- Problem statement -
Repeat the entire listing exactly.

- Record list -
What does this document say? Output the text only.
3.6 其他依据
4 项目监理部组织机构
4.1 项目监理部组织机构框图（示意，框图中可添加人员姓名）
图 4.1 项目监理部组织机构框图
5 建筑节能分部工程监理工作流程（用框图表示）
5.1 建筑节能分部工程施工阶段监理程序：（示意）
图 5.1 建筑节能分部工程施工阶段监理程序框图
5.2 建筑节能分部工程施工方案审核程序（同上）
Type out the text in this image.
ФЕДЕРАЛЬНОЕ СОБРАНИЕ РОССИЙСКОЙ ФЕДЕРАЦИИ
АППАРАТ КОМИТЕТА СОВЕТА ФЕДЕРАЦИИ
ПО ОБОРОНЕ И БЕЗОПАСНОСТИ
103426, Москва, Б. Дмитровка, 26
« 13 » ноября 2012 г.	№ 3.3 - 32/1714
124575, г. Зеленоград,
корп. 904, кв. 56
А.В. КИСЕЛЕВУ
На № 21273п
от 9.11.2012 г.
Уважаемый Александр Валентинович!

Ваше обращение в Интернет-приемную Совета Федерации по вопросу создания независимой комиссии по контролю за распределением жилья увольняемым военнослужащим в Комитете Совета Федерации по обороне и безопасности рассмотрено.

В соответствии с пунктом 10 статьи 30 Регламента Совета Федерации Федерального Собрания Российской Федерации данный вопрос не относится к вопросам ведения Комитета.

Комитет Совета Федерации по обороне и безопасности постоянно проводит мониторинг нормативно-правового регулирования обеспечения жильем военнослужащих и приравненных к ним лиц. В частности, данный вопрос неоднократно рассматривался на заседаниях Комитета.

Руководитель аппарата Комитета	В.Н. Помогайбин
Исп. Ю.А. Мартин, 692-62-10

- Output of the task -
What does this document say? Output the text only.
3.6 其他依据
4 项目监理部组织机构
4.1 项目监理部组织机构框图（示意，框图中可添加人员姓名）
图 4.1 项目监理部组织机构框图
5 建筑节能分部工程监理工作流程（用框图表示）
5.1 建筑节能分部工程施工阶段监理程序：（示意）
图 5.1 建筑节能分部工程施工阶段监理程序框图
5.2 建筑节能分部工程施工方案审核程序（同上）
Type out the text in this image.
ФЕДЕРАЛЬНОЕ СОБРАНИЕ РОССИЙСКОЙ ФЕДЕРАЦИИ
АППАРАТ КОМИТЕТА СОВЕТА ФЕДЕРАЦИИ
ПО ОБОРОНЕ И БЕЗОПАСНОСТИ
103426, Москва, Б. Дмитровка, 26
« 13 » ноября 2012 г.	№ 3.3 - 32/1714
124575, г. Зеленоград,
корп. 904, кв. 56
А.В. КИСЕЛЕВУ
На № 21273п
от 9.11.2012 г.
Уважаемый Александр Валентинович!

Ваше обращение в Интернет-приемную Совета Федерации по вопросу создания независимой комиссии по контролю за распределением жилья увольняемым военнослужащим в Комитете Совета Федерации по обороне и безопасности рассмотрено.

В соответствии с пунктом 10 статьи 30 Регламента Совета Федерации Федерального Собрания Российской Федерации данный вопрос не относится к вопросам ведения Комитета.

Комитет Совета Федерации по обороне и безопасности постоянно проводит мониторинг нормативно-правового регулирования обеспечения жильем военнослужащих и приравненных к ним лиц. В частности, данный вопрос неоднократно рассматривался на заседаниях Комитета.

Руководитель аппарата Комитета	В.Н. Помогайбин
Исп. Ю.А. Мартин, 692-62-10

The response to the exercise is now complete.